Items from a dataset
"""

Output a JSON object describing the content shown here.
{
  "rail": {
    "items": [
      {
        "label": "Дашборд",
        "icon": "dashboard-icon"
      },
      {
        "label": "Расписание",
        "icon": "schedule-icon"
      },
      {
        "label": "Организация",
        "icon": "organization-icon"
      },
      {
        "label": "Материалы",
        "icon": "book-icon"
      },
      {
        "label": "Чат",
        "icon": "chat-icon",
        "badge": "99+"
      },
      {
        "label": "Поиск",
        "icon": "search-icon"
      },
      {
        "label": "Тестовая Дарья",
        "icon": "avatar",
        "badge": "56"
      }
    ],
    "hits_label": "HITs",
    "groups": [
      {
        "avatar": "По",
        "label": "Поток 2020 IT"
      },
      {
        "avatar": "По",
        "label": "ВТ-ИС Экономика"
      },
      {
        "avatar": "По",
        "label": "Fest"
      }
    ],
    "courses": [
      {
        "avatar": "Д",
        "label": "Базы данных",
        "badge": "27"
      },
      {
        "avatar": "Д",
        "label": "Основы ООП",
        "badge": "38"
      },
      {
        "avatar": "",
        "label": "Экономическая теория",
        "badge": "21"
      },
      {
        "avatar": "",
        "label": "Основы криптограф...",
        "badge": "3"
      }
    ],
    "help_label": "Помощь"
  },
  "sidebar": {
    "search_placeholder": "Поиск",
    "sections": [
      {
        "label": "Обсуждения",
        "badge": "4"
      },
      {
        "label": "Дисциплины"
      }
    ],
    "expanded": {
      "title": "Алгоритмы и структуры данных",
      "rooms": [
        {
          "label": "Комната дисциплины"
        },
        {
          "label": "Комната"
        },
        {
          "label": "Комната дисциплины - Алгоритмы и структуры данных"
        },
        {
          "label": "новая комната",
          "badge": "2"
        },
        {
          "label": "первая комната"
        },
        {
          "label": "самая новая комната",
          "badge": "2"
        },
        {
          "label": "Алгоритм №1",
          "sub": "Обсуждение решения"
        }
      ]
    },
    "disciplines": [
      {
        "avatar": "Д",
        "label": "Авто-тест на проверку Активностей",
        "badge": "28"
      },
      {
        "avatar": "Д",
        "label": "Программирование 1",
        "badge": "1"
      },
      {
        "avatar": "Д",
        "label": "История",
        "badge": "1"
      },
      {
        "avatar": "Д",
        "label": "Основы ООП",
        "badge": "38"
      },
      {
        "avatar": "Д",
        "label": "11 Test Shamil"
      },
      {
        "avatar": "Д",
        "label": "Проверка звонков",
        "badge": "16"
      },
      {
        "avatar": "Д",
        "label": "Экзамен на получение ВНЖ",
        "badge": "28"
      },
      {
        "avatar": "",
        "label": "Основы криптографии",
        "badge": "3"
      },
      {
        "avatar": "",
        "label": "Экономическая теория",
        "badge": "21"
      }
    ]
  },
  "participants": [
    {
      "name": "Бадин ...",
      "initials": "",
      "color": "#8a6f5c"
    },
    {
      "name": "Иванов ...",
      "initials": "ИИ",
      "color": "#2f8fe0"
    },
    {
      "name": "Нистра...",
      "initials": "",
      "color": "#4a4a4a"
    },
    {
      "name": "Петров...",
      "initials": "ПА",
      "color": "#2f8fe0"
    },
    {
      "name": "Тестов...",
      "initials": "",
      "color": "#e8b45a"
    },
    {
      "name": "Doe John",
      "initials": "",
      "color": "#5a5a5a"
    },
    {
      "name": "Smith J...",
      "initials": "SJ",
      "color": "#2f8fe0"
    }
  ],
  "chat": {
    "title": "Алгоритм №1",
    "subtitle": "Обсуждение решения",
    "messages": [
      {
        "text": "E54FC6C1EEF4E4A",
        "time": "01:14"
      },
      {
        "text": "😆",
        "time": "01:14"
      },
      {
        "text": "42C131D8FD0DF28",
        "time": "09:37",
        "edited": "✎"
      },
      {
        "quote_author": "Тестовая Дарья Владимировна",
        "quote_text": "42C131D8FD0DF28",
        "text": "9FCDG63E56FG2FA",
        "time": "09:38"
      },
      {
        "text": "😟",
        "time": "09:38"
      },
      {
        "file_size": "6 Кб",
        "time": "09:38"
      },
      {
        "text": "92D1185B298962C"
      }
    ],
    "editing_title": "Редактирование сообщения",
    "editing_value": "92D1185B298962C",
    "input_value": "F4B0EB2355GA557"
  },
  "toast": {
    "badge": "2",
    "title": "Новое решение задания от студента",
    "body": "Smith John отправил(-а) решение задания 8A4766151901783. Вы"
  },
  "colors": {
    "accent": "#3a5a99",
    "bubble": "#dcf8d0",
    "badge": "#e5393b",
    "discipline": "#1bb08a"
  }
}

"""

#### Problem statement:
Write out all the data again, exactly as it appears.

#### Result for this exercise:
Output a JSON object describing the content shown here.
{
  "rail": {
    "items": [
      {
        "label": "Дашборд",
        "icon": "dashboard-icon"
      },
      {
        "label": "Расписание",
        "icon": "schedule-icon"
      },
      {
        "label": "Организация",
        "icon": "organization-icon"
      },
      {
        "label": "Материалы",
        "icon": "book-icon"
      },
      {
        "label": "Чат",
        "icon": "chat-icon",
        "badge": "99+"
      },
      {
        "label": "Поиск",
        "icon": "search-icon"
      },
      {
        "label": "Тестовая Дарья",
        "icon": "avatar",
        "badge": "56"
      }
    ],
    "hits_label": "HITs",
    "groups": [
      {
        "avatar": "По",
        "label": "Поток 2020 IT"
      },
      {
        "avatar": "По",
        "label": "ВТ-ИС Экономика"
      },
      {
        "avatar": "По",
        "label": "Fest"
      }
    ],
    "courses": [
      {
        "avatar": "Д",
        "label": "Базы данных",
        "badge": "27"
      },
      {
        "avatar": "Д",
        "label": "Основы ООП",
        "badge": "38"
      },
      {
        "avatar": "",
        "label": "Экономическая теория",
        "badge": "21"
      },
      {
        "avatar": "",
        "label": "Основы криптограф...",
        "badge": "3"
      }
    ],
    "help_label": "Помощь"
  },
  "sidebar": {
    "search_placeholder": "Поиск",
    "sections": [
      {
        "label": "Обсуждения",
        "badge": "4"
      },
      {
        "label": "Дисциплины"
      }
    ],
    "expanded": {
      "title": "Алгоритмы и структуры данных",
      "rooms": [
        {
          "label": "Комната дисциплины"
        },
        {
          "label": "Комната"
        },
        {
          "label": "Комната дисциплины - Алгоритмы и структуры данных"
        },
        {
          "label": "новая комната",
          "badge": "2"
        },
        {
          "label": "первая комната"
        },
        {
          "label": "самая новая комната",
          "badge": "2"
        },
        {
          "label": "Алгоритм №1",
          "sub": "Обсуждение решения"
        }
      ]
    },
    "disciplines": [
      {
        "avatar": "Д",
        "label": "Авто-тест на проверку Активностей",
        "badge": "28"
      },
      {
        "avatar": "Д",
        "label": "Программирование 1",
        "badge": "1"
      },
      {
        "avatar": "Д",
        "label": "История",
        "badge": "1"
      },
      {
        "avatar": "Д",
        "label": "Основы ООП",
        "badge": "38"
      },
      {
        "avatar": "Д",
        "label": "11 Test Shamil"
      },
      {
        "avatar": "Д",
        "label": "Проверка звонков",
        "badge": "16"
      },
      {
        "avatar": "Д",
        "label": "Экзамен на получение ВНЖ",
        "badge": "28"
      },
      {
        "avatar": "",
        "label": "Основы криптографии",
        "badge": "3"
      },
      {
        "avatar": "",
        "label": "Экономическая теория",
        "badge": "21"
      }
    ]
  },
  "participants": [
    {
      "name": "Бадин ...",
      "initials": "",
      "color": "#8a6f5c"
    },
    {
      "name": "Иванов ...",
      "initials": "ИИ",
      "color": "#2f8fe0"
    },
    {
      "name": "Нистра...",
      "initials": "",
      "color": "#4a4a4a"
    },
    {
      "name": "Петров...",
      "initials": "ПА",
      "color": "#2f8fe0"
    },
    {
      "name": "Тестов...",
      "initials": "",
      "color": "#e8b45a"
    },
    {
      "name": "Doe John",
      "initials": "",
      "color": "#5a5a5a"
    },
    {
      "name": "Smith J...",
      "initials": "SJ",
      "color": "#2f8fe0"
    }
  ],
  "chat": {
    "title": "Алгоритм №1",
    "subtitle": "Обсуждение решения",
    "messages": [
      {
        "text": "E54FC6C1EEF4E4A",
        "time": "01:14"
      },
      {
        "text": "😆",
        "time": "01:14"
      },
      {
        "text": "42C131D8FD0DF28",
        "time": "09:37",
        "edited": "✎"
      },
      {
        "quote_author": "Тестовая Дарья Владимировна",
        "quote_text": "42C131D8FD0DF28",
        "text": "9FCDG63E56FG2FA",
        "time": "09:38"
      },
      {
        "text": "😟",
        "time": "09:38"
      },
      {
        "file_size": "6 Кб",
        "time": "09:38"
      },
      {
        "text": "92D1185B298962C"
      }
    ],
    "editing_title": "Редактирование сообщения",
    "editing_value": "92D1185B298962C",
    "input_value": "F4B0EB2355GA557"
  },
  "toast": {
    "badge": "2",
    "title": "Новое решение задания от студента",
    "body": "Smith John отправил(-а) решение задания 8A4766151901783. Вы"
  },
  "colors": {
    "accent": "#3a5a99",
    "bubble": "#dcf8d0",
    "badge": "#e5393b",
    "discipline": "#1bb08a"
  }
}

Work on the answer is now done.